▶ _Short problem_
Wherever the string "втором" appears in the listing, copy that line.

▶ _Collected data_
******

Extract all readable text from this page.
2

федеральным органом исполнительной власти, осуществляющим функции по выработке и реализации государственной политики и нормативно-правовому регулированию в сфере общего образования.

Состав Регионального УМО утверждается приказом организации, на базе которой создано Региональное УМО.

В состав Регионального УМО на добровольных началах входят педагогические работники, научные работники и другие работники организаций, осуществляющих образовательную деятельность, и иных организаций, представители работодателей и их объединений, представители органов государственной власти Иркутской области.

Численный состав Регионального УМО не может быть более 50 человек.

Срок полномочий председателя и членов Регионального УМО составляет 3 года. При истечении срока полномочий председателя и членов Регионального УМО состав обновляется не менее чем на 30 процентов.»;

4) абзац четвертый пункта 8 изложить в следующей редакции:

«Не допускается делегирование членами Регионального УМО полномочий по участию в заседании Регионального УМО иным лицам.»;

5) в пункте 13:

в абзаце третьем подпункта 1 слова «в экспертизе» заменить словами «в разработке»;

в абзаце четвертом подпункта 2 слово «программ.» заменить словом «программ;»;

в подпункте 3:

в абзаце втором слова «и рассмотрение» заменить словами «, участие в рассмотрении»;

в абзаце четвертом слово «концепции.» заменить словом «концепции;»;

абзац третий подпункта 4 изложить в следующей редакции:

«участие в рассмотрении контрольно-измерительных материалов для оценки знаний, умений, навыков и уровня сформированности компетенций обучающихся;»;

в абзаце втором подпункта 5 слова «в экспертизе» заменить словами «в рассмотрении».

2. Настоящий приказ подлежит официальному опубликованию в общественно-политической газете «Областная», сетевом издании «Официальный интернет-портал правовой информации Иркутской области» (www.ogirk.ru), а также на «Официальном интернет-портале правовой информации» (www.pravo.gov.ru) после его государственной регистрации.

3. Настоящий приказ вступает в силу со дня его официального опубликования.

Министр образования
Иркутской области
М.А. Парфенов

******

▶ _Task output_
в абзаце втором слова «и рассмотрение» заменить словами «, участие в рассмотрении»;
в абзаце втором подпункта 5 слова «в экспертизе» заменить словами «в рассмотрении».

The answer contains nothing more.